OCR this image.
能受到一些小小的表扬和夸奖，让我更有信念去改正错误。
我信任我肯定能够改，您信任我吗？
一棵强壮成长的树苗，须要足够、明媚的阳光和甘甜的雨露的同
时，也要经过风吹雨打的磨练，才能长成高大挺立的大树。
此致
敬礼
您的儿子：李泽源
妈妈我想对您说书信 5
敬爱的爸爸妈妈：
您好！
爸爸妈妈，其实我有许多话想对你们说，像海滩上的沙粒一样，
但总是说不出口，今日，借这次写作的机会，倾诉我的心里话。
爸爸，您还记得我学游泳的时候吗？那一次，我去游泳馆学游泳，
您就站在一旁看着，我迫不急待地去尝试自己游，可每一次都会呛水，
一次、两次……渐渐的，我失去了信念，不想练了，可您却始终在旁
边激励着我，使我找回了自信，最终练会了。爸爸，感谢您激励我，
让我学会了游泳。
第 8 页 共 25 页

STATED PROBLEM.
Write all of the records out again exactly.

PROBLEM SOLUTION.
OCR this image.
能受到一些小小的表扬和夸奖，让我更有信念去改正错误。
我信任我肯定能够改，您信任我吗？
一棵强壮成长的树苗，须要足够、明媚的阳光和甘甜的雨露的同
时，也要经过风吹雨打的磨练，才能长成高大挺立的大树。
此致
敬礼
您的儿子：李泽源
妈妈我想对您说书信 5
敬爱的爸爸妈妈：
您好！
爸爸妈妈，其实我有许多话想对你们说，像海滩上的沙粒一样，
但总是说不出口，今日，借这次写作的机会，倾诉我的心里话。
爸爸，您还记得我学游泳的时候吗？那一次，我去游泳馆学游泳，
您就站在一旁看着，我迫不急待地去尝试自己游，可每一次都会呛水，
一次、两次……渐渐的，我失去了信念，不想练了，可您却始终在旁
边激励着我，使我找回了自信，最终练会了。爸爸，感谢您激励我，
让我学会了游泳。
第 8 页 共 25 页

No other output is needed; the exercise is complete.